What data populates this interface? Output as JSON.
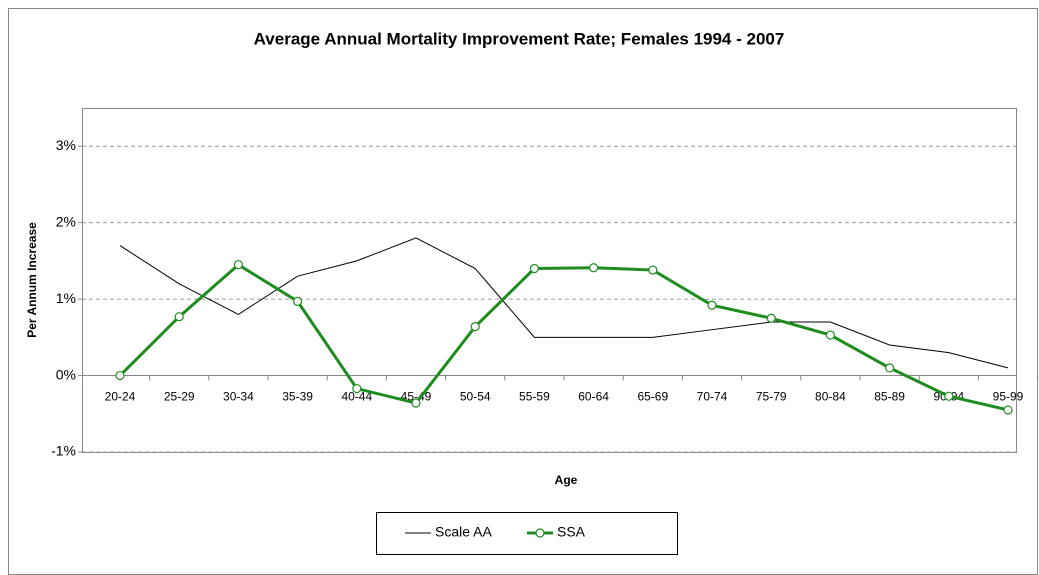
{
  "chart_data": {
    "type": "line",
    "title": "Average Annual Mortality Improvement Rate; Females 1994 - 2007",
    "x_label": "Age",
    "y_label": "Per Annum Increase",
    "categories": [
      "20-24",
      "25-29",
      "30-34",
      "35-39",
      "40-44",
      "45-49",
      "50-54",
      "55-59",
      "60-64",
      "65-69",
      "70-74",
      "75-79",
      "80-84",
      "85-89",
      "90-94",
      "95-99"
    ],
    "series": [
      {
        "name": "Scale AA",
        "color": "#000000",
        "values": [
          1.7,
          1.2,
          0.8,
          1.3,
          1.5,
          1.8,
          1.4,
          0.5,
          0.5,
          0.5,
          0.6,
          0.7,
          0.7,
          0.4,
          0.3,
          0.1
        ]
      },
      {
        "name": "SSA",
        "color": "#1e8c1e",
        "values": [
          0,
          0.77,
          1.45,
          0.97,
          -0.17,
          -0.36,
          0.64,
          1.4,
          1.41,
          1.38,
          0.92,
          0.75,
          0.53,
          0.1,
          -0.27,
          -0.45
        ],
        "markers": true
      }
    ],
    "ylim": [
      -1,
      3.5
    ],
    "yticks": [
      {
        "value": -1,
        "label": "-1%"
      },
      {
        "value": 0,
        "label": "0%"
      },
      {
        "value": 1,
        "label": "1%"
      },
      {
        "value": 2,
        "label": "2%"
      },
      {
        "value": 3,
        "label": "3%"
      }
    ],
    "grid": true,
    "legend": "bottom"
  }
}
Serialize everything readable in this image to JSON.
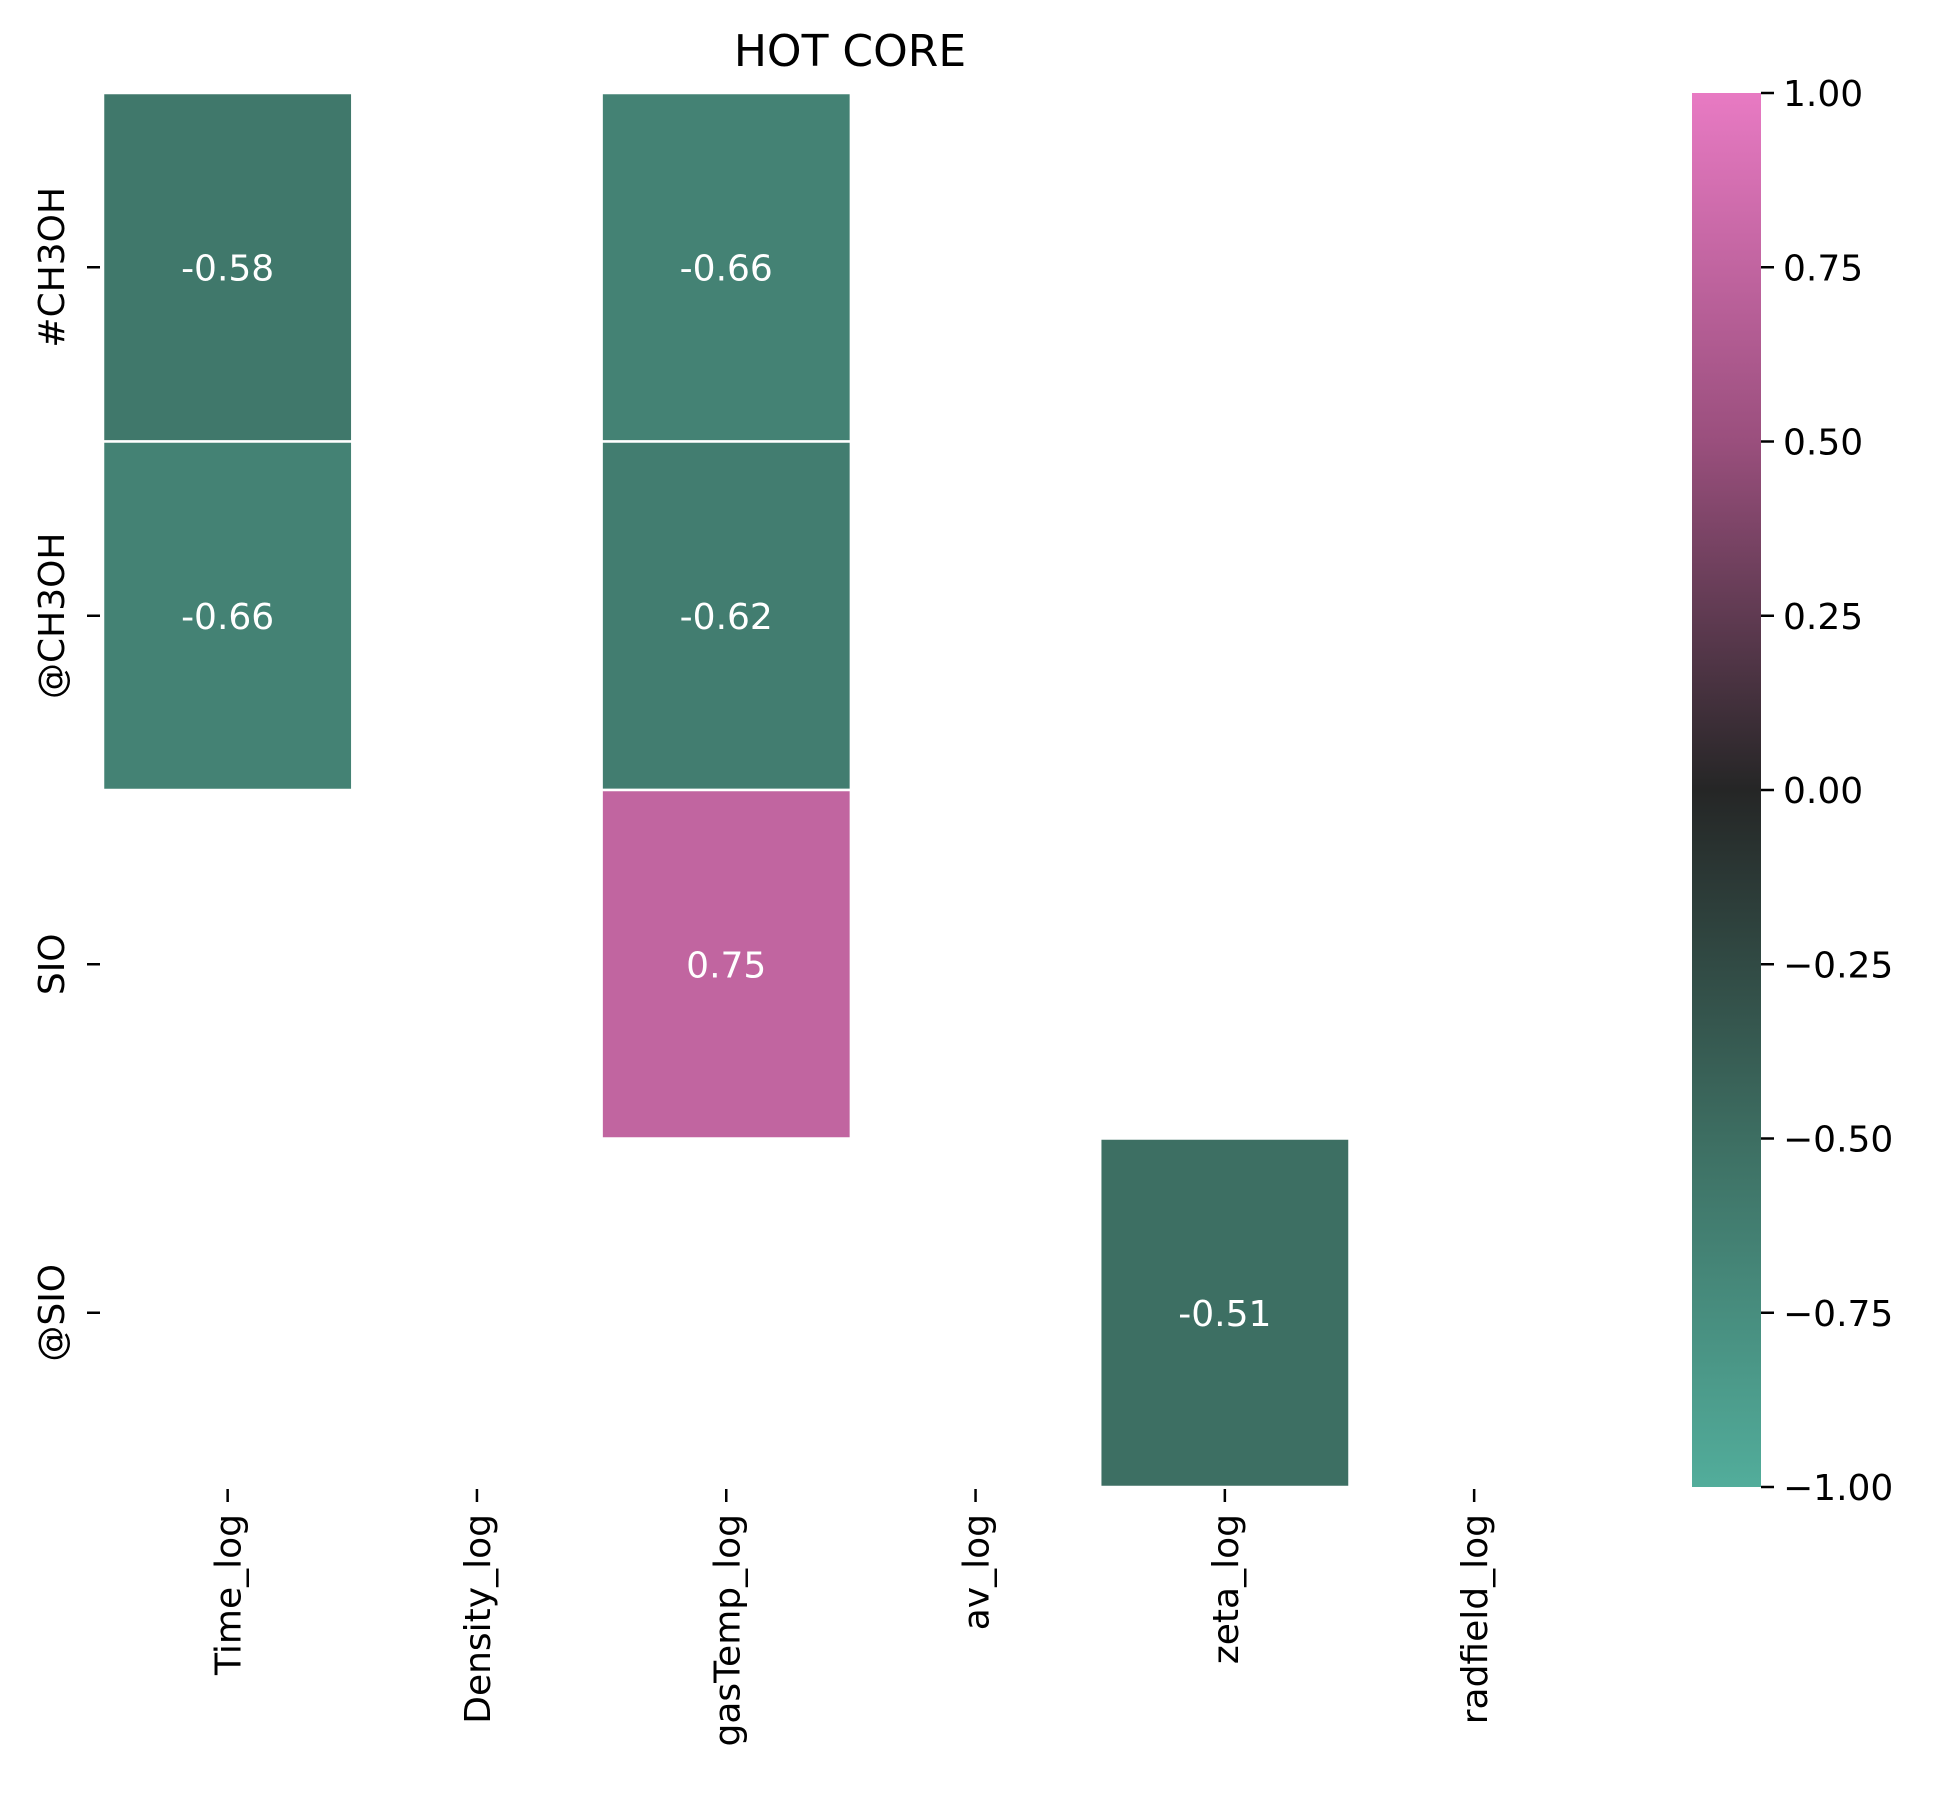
{
  "chart_data": {
    "type": "heatmap",
    "title": "HOT CORE",
    "xlabel": "",
    "ylabel": "",
    "x_categories": [
      "Time_log",
      "Density_log",
      "gasTemp_log",
      "av_log",
      "zeta_log",
      "radfield_log"
    ],
    "y_categories": [
      "#CH3OH",
      "@CH3OH",
      "SIO",
      "@SIO"
    ],
    "values": [
      [
        -0.58,
        null,
        -0.66,
        null,
        null,
        null
      ],
      [
        -0.66,
        null,
        -0.62,
        null,
        null,
        null
      ],
      [
        null,
        null,
        0.75,
        null,
        null,
        null
      ],
      [
        null,
        null,
        null,
        null,
        -0.51,
        null
      ]
    ],
    "cell_labels": [
      [
        "-0.58",
        "",
        "-0.66",
        "",
        "",
        ""
      ],
      [
        "-0.66",
        "",
        "-0.62",
        "",
        "",
        ""
      ],
      [
        "",
        "",
        "0.75",
        "",
        "",
        ""
      ],
      [
        "",
        "",
        "",
        "",
        "-0.51",
        ""
      ]
    ],
    "colorbar": {
      "range": [
        -1.0,
        1.0
      ],
      "ticks": [
        "1.00",
        "0.75",
        "0.50",
        "0.25",
        "0.00",
        "−0.25",
        "−0.50",
        "−0.75",
        "−1.00"
      ],
      "colors": {
        "min": "#52ad9b",
        "neg_mid": "#3d6e62",
        "center": "#252626",
        "pos_mid": "#9a4f7d",
        "max": "#e87ac3"
      }
    },
    "grid": false,
    "legend": "colorbar-right"
  }
}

#### [DESCRIPTION OF THE TASK]
Reproduce every line from the entries that holds the word "this".

#### [TASK RESPONSE]
What data populates this interface? Output as JSON.
Serialize everything readable in this image to JSON.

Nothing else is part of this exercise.